▶ _Texto de referência_:
The Cure lava a alma dos fãs e encerra ótima edição do Primavera Sound SP
Evento foi marcado pelo calor intenso e shows de Pet Shop Boys, Beck, Killers e Marisa Monte, que celebrou Rita Lee
O coro uníssono que entoou o refrão da última música do The Cure, banda inglesa que encerrou a segunda versão paulistana do festival Primavera Sound neste fim de semana, foi um retrato da ótima edição do evento catalão em terras brasileiras. O público ainda comparecia em peso mesmo no final do domingo à noite e ampliava o refrão de “Boys Don’t Cry” que o vocalista Robert Smith – com sua voz ainda impecável, mesmo 40 anos depois – puxou no final de mais de duas horas de apresentação, fazendo o público encarar a longa volta pra casa do Autódromo de Interlagos com a alma lavada.

▶ _Extrato de dados_:
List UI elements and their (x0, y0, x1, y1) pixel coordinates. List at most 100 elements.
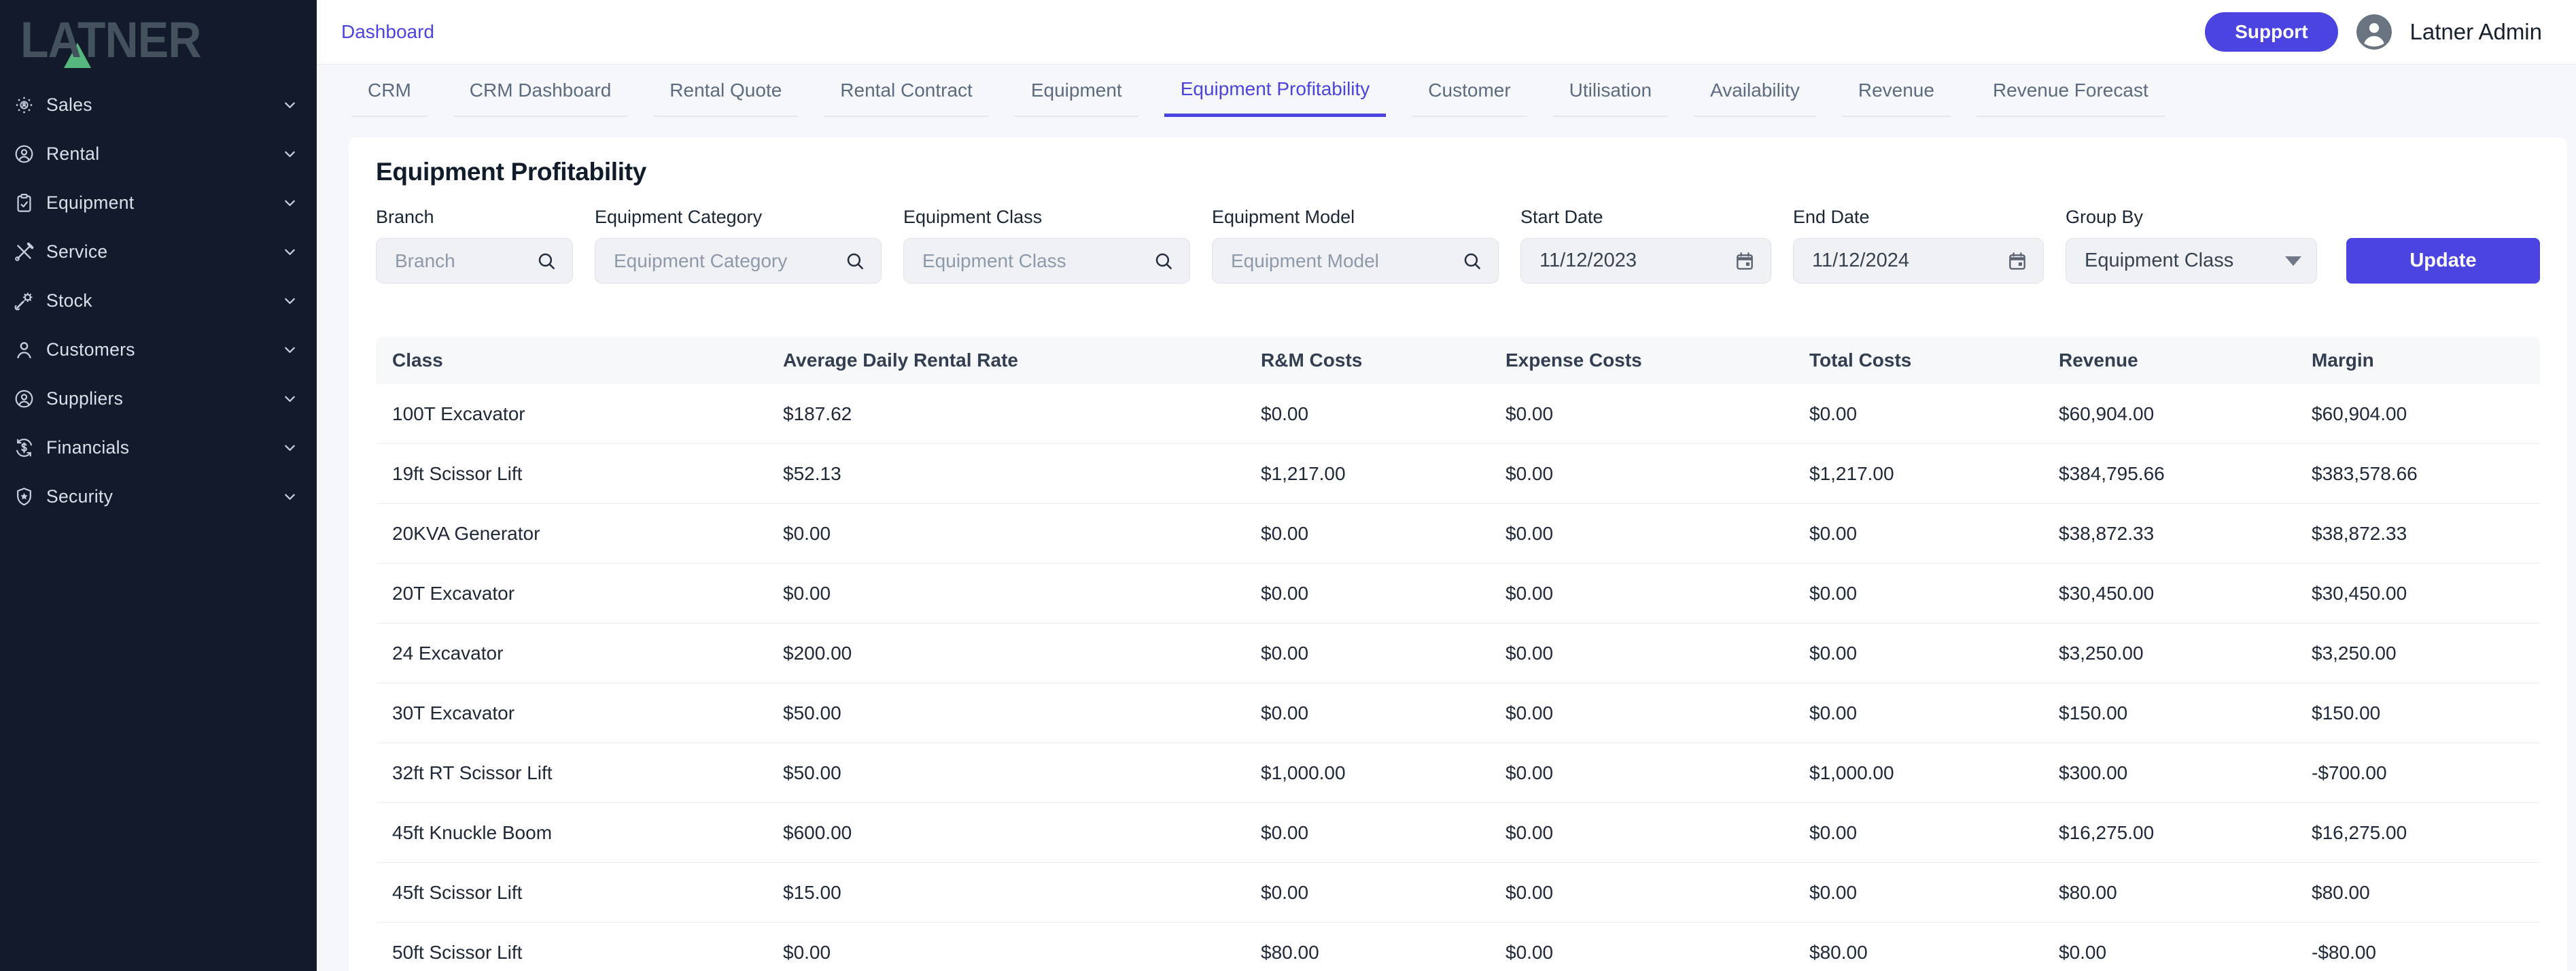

▶ _Conjunto de tarefas_:
A - Liste todos os artistas cujos shows, segundo o subtítulo do texto sobre o Primavera Sound, marcaram o evento.
B - Transcreva do texto sobre o Primavera Sound o trecho que começa em "The Cure lava" e vai até "a alma lavada.", inclusive.
Os dados constituem material independente do texto.

▶ _Respostas dos exercícios_:
A - Pet Shop Boys, Beck, Killers e Marisa Monte.

B -
The Cure lava a alma dos fãs e encerra ótima edição do Primavera Sound SP
Evento foi marcado pelo calor intenso e shows de Pet Shop Boys, Beck, Killers e Marisa Monte, que celebrou Rita Lee
O coro uníssono que entoou o refrão da última música do The Cure, banda inglesa que encerrou a segunda versão paulistana do festival Primavera Sound neste fim de semana, foi um retrato da ótima edição do evento catalão em terras brasileiras. O público ainda comparecia em peso mesmo no final do domingo à noite e ampliava o refrão de “Boys Don’t Cry” que o vocalista Robert Smith – com sua voz ainda impecável, mesmo 40 anos depois – puxou no final de mais de duas horas de apresentação, fazendo o público encarar a longa volta pra casa do Autódromo de Interlagos com a alma lavada.